==== SOURCE RECORDS
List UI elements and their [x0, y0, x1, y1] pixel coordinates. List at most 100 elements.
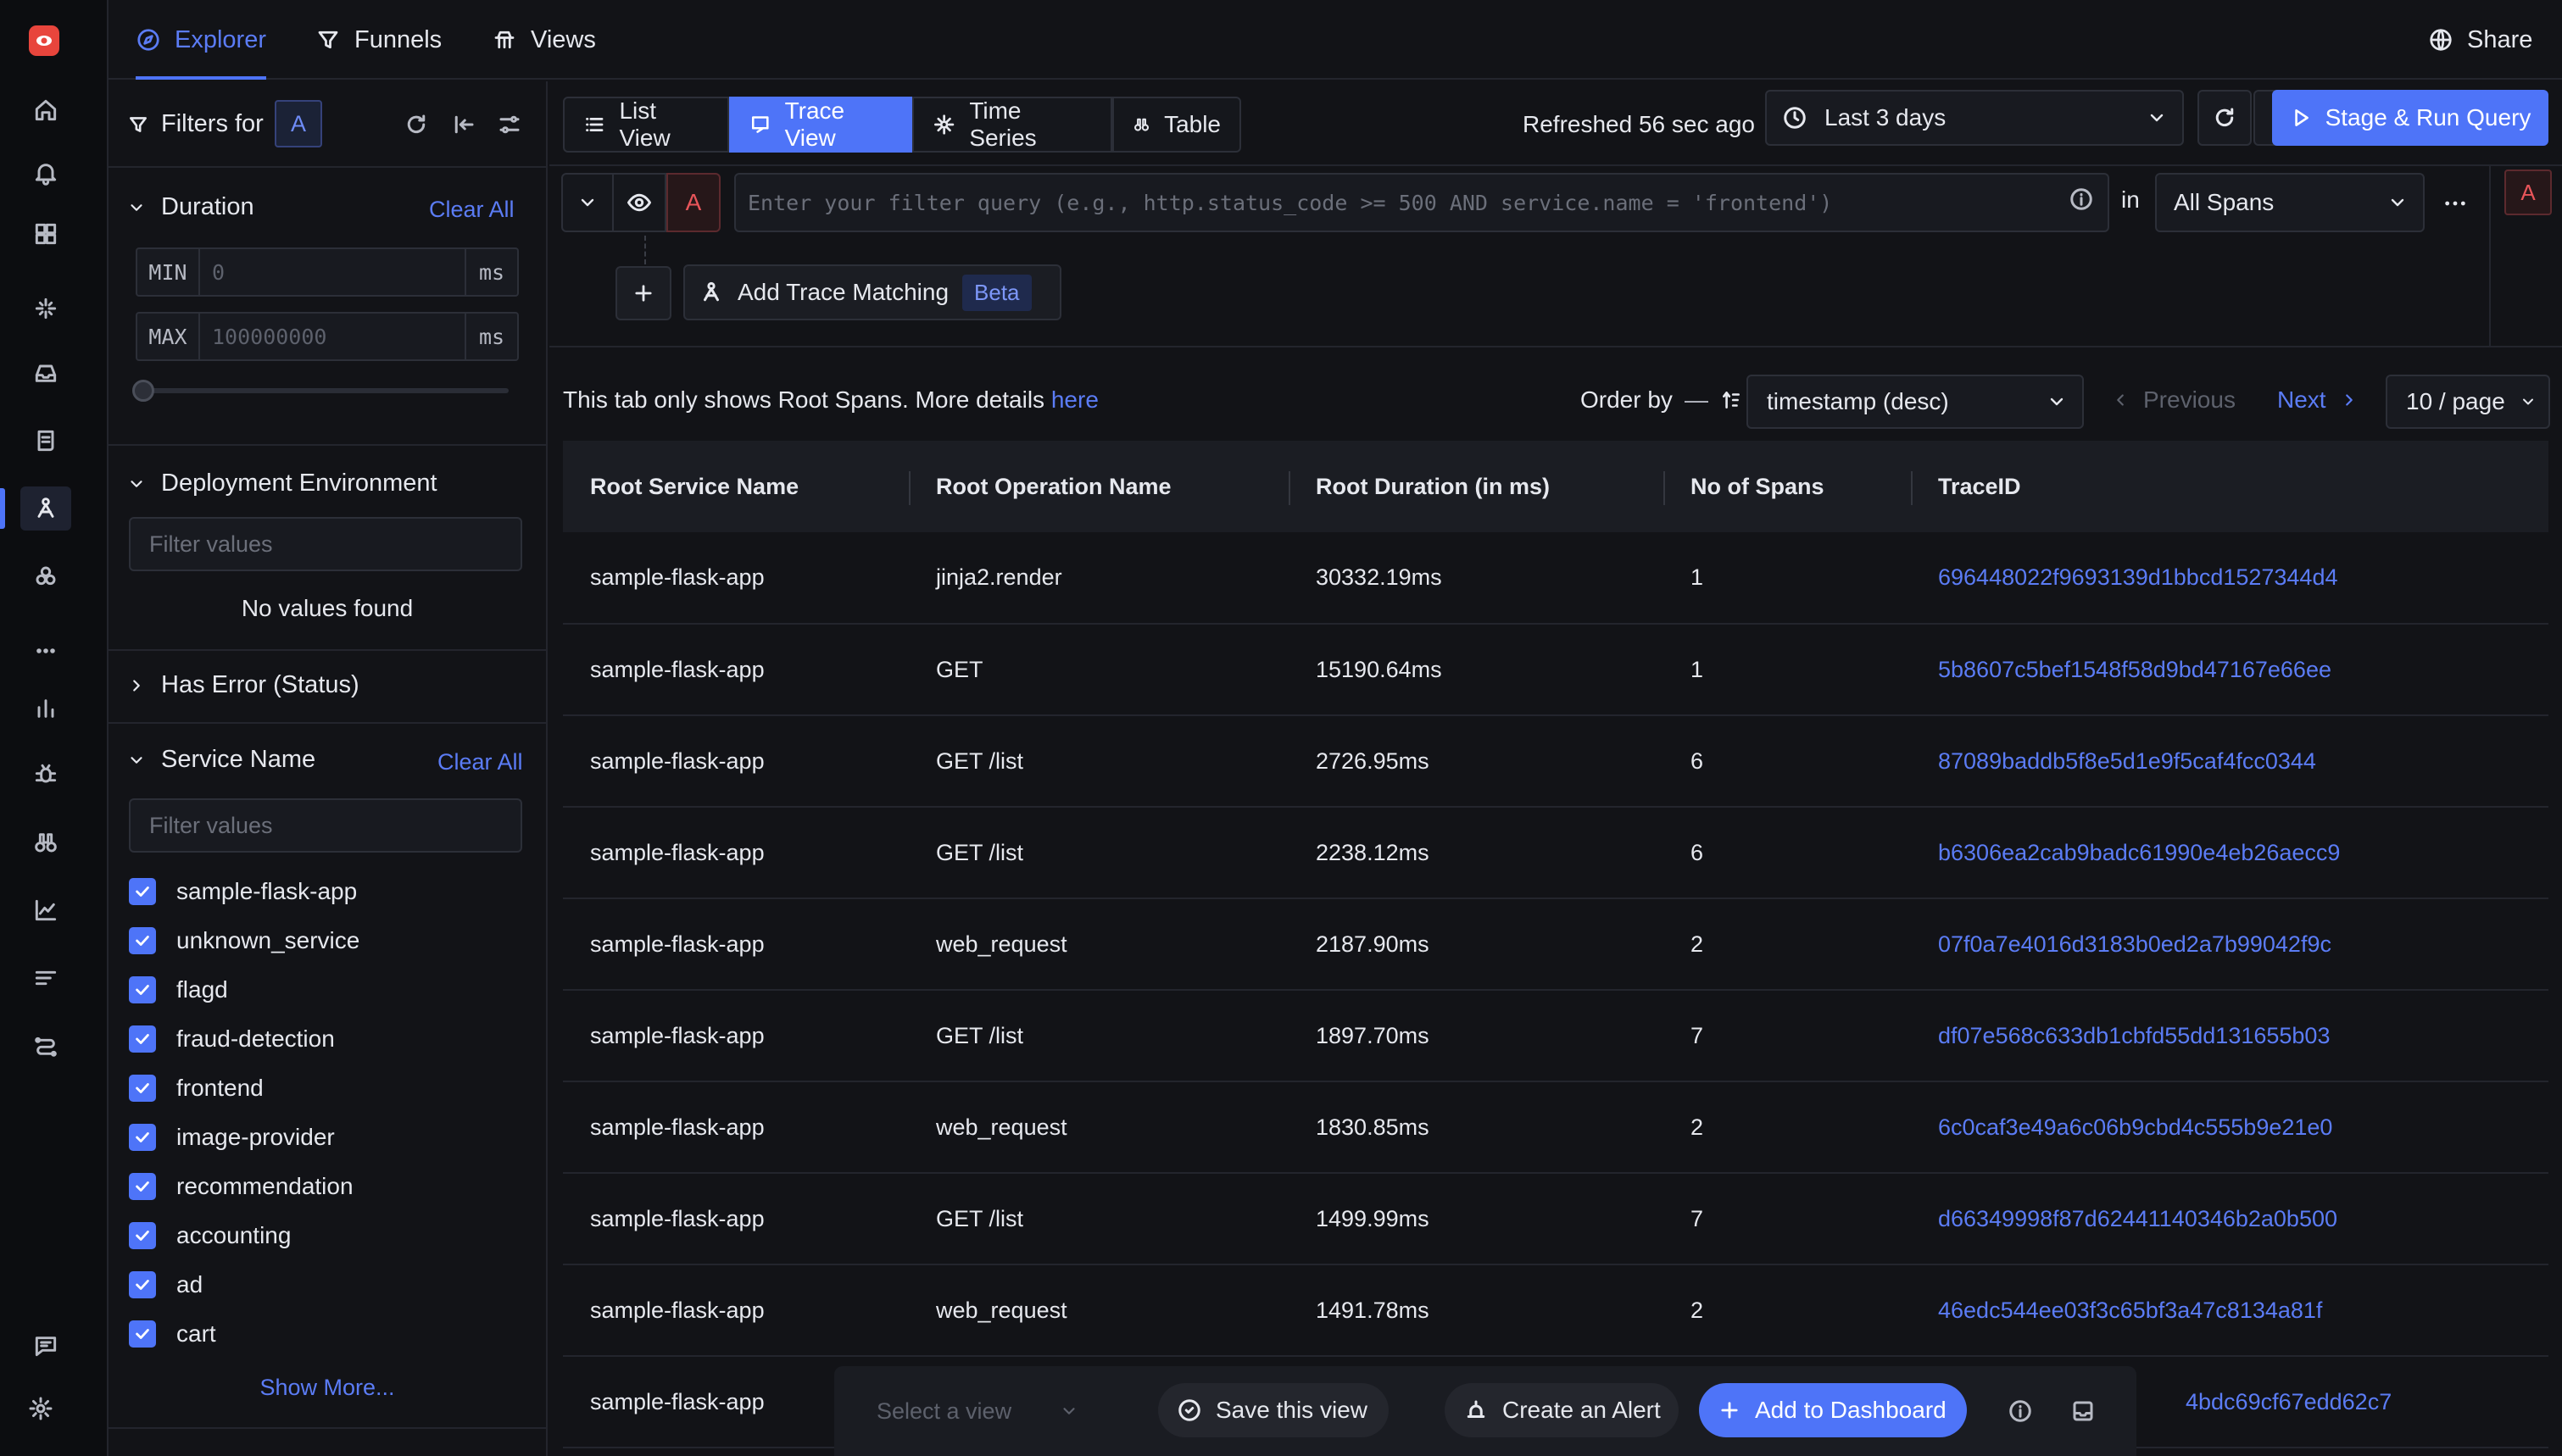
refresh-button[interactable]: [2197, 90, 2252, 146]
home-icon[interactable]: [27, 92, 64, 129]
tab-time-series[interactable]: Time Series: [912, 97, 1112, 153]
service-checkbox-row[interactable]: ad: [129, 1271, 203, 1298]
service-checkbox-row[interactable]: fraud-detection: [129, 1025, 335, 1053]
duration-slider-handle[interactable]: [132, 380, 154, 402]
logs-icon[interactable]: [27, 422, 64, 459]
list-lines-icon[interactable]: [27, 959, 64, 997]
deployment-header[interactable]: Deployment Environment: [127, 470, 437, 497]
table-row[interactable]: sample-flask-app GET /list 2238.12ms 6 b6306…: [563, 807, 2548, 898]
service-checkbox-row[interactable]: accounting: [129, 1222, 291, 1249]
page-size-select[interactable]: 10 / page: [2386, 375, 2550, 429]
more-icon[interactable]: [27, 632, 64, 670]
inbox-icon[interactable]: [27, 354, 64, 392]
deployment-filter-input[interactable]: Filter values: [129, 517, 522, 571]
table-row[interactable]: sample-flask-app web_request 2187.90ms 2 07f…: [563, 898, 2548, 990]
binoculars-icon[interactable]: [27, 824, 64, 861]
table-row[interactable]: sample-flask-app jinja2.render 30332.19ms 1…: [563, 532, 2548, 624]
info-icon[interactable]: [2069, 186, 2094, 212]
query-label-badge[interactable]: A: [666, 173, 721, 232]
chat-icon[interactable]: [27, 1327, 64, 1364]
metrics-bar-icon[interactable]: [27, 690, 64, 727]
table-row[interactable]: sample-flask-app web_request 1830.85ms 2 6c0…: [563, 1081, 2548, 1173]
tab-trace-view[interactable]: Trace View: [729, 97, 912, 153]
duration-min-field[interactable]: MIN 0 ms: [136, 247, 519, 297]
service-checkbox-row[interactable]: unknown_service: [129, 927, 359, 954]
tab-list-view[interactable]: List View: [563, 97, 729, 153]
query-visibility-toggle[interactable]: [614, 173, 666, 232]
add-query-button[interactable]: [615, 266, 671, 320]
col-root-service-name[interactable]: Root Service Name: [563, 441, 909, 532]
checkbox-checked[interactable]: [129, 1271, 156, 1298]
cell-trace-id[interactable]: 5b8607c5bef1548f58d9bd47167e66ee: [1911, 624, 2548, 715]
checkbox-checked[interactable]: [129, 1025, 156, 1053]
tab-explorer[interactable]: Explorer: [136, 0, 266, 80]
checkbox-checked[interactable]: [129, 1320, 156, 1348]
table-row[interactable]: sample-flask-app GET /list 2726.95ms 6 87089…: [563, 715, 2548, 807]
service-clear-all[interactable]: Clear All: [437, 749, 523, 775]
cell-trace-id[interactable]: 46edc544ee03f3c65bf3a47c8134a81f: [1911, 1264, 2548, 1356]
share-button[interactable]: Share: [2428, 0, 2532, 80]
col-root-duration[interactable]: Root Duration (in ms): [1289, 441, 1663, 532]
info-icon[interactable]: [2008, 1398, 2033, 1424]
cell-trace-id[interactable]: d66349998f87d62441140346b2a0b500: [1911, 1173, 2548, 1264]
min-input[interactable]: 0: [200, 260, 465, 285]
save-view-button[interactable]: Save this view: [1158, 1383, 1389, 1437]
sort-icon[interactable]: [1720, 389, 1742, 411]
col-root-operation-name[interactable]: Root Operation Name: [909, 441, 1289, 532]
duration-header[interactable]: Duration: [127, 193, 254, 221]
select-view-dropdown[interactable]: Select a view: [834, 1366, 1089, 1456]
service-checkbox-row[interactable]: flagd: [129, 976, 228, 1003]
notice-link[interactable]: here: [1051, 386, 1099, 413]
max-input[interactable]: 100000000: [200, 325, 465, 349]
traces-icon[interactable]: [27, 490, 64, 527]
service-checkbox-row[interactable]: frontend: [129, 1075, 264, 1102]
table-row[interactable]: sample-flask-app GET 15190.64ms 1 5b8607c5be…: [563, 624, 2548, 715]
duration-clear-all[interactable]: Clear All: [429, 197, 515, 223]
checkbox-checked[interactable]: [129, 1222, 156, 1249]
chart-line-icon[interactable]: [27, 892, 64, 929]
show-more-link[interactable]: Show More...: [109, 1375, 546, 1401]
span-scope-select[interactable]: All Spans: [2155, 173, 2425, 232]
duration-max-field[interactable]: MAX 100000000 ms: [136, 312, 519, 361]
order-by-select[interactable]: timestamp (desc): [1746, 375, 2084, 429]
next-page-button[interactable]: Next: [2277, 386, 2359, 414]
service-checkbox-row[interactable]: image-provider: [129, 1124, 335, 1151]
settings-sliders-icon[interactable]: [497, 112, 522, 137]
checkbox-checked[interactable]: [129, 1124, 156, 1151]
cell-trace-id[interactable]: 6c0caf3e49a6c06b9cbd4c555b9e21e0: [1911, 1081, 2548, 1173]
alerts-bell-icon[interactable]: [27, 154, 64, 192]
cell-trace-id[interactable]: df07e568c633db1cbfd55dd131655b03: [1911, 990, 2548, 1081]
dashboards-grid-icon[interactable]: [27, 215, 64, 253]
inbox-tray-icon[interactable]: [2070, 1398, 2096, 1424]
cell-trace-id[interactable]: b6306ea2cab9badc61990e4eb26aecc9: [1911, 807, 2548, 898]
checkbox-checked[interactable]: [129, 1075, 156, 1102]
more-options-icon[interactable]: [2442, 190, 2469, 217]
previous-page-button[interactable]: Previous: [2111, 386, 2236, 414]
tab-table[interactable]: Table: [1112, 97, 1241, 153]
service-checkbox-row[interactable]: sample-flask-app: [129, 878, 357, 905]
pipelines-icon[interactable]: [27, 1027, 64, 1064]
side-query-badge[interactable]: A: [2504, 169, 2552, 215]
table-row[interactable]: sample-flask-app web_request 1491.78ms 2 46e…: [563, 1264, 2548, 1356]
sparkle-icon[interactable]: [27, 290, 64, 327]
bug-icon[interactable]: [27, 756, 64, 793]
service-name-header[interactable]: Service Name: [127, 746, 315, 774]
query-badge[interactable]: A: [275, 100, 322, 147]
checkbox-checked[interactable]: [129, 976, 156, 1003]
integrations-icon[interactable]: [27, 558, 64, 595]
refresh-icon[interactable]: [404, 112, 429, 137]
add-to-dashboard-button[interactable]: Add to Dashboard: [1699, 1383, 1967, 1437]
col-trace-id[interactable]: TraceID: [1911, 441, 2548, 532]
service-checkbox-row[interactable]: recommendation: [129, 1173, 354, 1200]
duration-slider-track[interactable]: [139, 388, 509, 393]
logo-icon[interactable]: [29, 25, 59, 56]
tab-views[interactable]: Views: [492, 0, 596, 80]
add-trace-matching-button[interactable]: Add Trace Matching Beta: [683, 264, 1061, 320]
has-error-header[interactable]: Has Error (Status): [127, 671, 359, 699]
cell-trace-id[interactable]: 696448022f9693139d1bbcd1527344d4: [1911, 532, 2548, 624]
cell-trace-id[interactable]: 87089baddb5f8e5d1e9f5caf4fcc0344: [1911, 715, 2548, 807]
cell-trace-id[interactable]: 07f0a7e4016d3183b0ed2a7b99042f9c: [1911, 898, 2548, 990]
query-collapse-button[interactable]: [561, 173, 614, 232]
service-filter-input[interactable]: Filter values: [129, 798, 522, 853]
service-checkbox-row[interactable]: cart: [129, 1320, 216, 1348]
========
==== SOURCE RECORDS
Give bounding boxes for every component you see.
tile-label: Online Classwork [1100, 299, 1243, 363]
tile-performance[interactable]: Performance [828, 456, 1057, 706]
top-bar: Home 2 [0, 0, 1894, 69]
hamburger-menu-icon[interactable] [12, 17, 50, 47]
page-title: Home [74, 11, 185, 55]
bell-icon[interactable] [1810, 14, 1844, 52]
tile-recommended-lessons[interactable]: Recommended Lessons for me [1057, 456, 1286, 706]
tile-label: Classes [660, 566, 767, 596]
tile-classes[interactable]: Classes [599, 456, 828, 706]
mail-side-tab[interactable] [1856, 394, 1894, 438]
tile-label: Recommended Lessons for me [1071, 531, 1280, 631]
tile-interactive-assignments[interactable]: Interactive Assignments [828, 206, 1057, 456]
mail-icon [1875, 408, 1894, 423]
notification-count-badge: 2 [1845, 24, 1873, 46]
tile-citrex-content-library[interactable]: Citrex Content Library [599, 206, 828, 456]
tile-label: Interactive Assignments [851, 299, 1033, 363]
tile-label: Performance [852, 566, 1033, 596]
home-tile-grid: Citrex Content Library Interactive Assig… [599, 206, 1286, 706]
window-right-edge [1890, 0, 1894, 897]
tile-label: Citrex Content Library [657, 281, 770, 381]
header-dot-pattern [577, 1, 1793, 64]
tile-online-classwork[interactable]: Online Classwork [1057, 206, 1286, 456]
========
■ **STATED PROBLEM**
Reproduce, unchanged, the lines of the data from the line with "refresh-button[interactable]: [2197, 90, 2252, 146]" up to and including the line with "checkbox-checked[interactable]: [129, 1025, 156, 1053]".

■ **RESPONSE TO THIS TASK**
refresh-button[interactable]: [2197, 90, 2252, 146]
home-icon[interactable]: [27, 92, 64, 129]
tab-time-series[interactable]: Time Series: [912, 97, 1112, 153]
service-checkbox-row[interactable]: ad: [129, 1271, 203, 1298]
service-checkbox-row[interactable]: fraud-detection: [129, 1025, 335, 1053]
duration-slider-handle[interactable]: [132, 380, 154, 402]
logs-icon[interactable]: [27, 422, 64, 459]
list-lines-icon[interactable]: [27, 959, 64, 997]
deployment-header[interactable]: Deployment Environment: [127, 470, 437, 497]
table-row[interactable]: sample-flask-app GET /list 2238.12ms 6 b6306…: [563, 807, 2548, 898]
service-checkbox-row[interactable]: accounting: [129, 1222, 291, 1249]
page-size-select[interactable]: 10 / page: [2386, 375, 2550, 429]
more-icon[interactable]: [27, 632, 64, 670]
inbox-icon[interactable]: [27, 354, 64, 392]
deployment-filter-input[interactable]: Filter values: [129, 517, 522, 571]
table-row[interactable]: sample-flask-app web_request 2187.90ms 2 07f…: [563, 898, 2548, 990]
binoculars-icon[interactable]: [27, 824, 64, 861]
table-row[interactable]: sample-flask-app jinja2.render 30332.19ms 1…: [563, 532, 2548, 624]
info-icon[interactable]: [2069, 186, 2094, 212]
query-label-badge[interactable]: A: [666, 173, 721, 232]
chat-icon[interactable]: [27, 1327, 64, 1364]
metrics-bar-icon[interactable]: [27, 690, 64, 727]
table-row[interactable]: sample-flask-app web_request 1830.85ms 2 6c0…: [563, 1081, 2548, 1173]
tab-trace-view[interactable]: Trace View: [729, 97, 912, 153]
duration-min-field[interactable]: MIN 0 ms: [136, 247, 519, 297]
service-checkbox-row[interactable]: unknown_service: [129, 927, 359, 954]
tab-list-view[interactable]: List View: [563, 97, 729, 153]
query-visibility-toggle[interactable]: [614, 173, 666, 232]
add-query-button[interactable]: [615, 266, 671, 320]
col-root-service-name[interactable]: Root Service Name: [563, 441, 909, 532]
checkbox-checked[interactable]: [129, 1271, 156, 1298]
cell-trace-id[interactable]: 5b8607c5bef1548f58d9bd47167e66ee: [1911, 624, 2548, 715]
checkbox-checked[interactable]: [129, 1025, 156, 1053]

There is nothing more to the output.